▸ **Stated task**
Omit all pictures, then retype the data exactly as given.

▸ **Extracted entries**
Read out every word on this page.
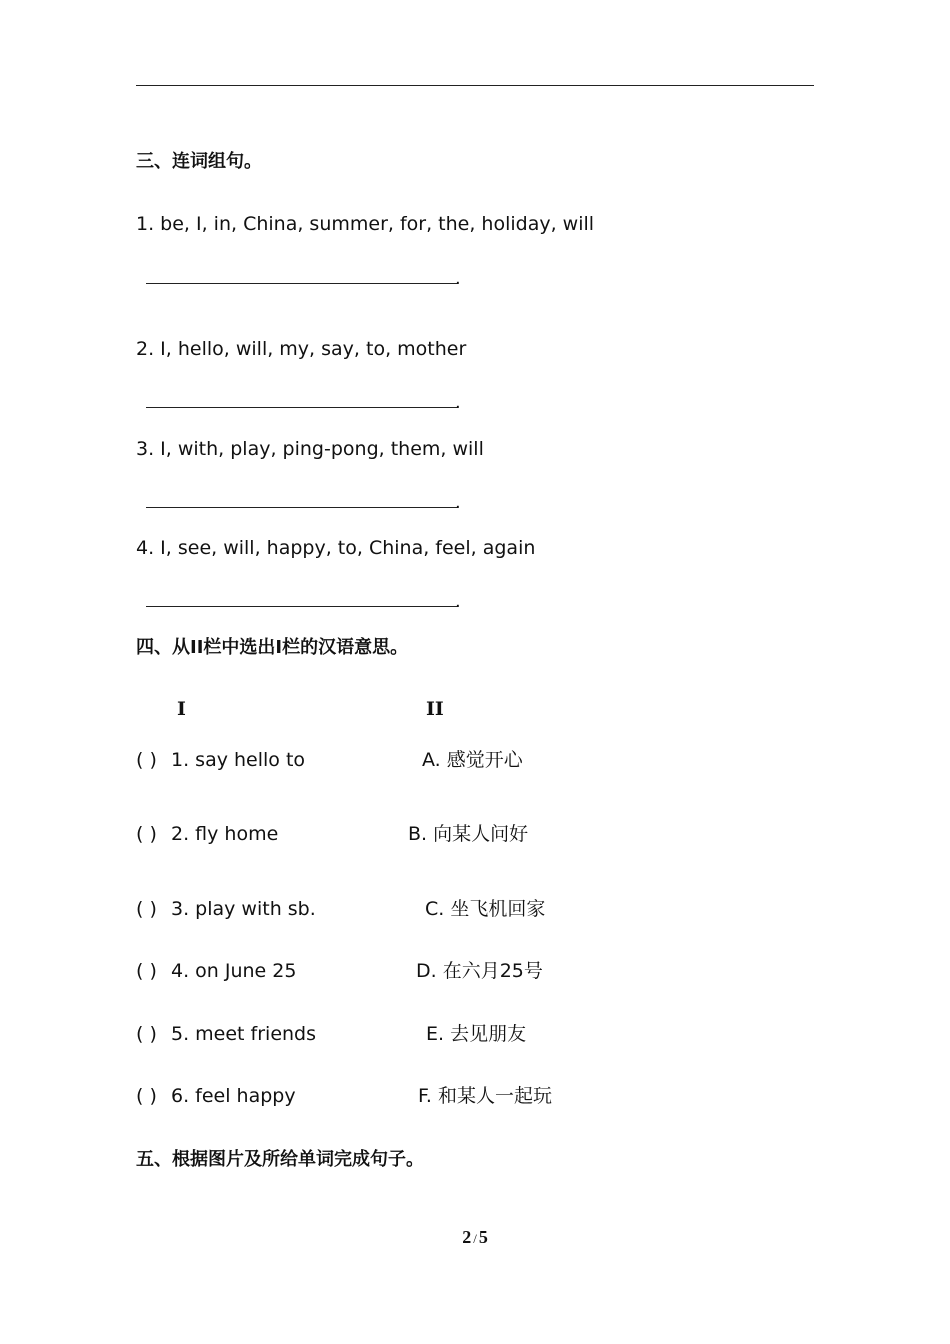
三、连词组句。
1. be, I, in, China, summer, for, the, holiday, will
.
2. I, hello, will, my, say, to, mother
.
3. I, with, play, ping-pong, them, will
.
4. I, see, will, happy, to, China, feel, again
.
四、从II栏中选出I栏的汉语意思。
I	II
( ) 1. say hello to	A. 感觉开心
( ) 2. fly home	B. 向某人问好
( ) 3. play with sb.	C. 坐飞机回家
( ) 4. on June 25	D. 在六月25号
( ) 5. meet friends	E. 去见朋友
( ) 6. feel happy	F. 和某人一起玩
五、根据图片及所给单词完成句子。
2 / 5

▸ **Reply to the task**
Read out every word on this page.
三、连词组句。
1. be, I, in, China, summer, for, the, holiday, will
.
2. I, hello, will, my, say, to, mother
.
3. I, with, play, ping-pong, them, will
.
4. I, see, will, happy, to, China, feel, again
.
四、从II栏中选出I栏的汉语意思。
I	II
( ) 1. say hello to	A. 感觉开心
( ) 2. fly home	B. 向某人问好
( ) 3. play with sb.	C. 坐飞机回家
( ) 4. on June 25	D. 在六月25号
( ) 5. meet friends	E. 去见朋友
( ) 6. feel happy	F. 和某人一起玩
五、根据图片及所给单词完成句子。
2 / 5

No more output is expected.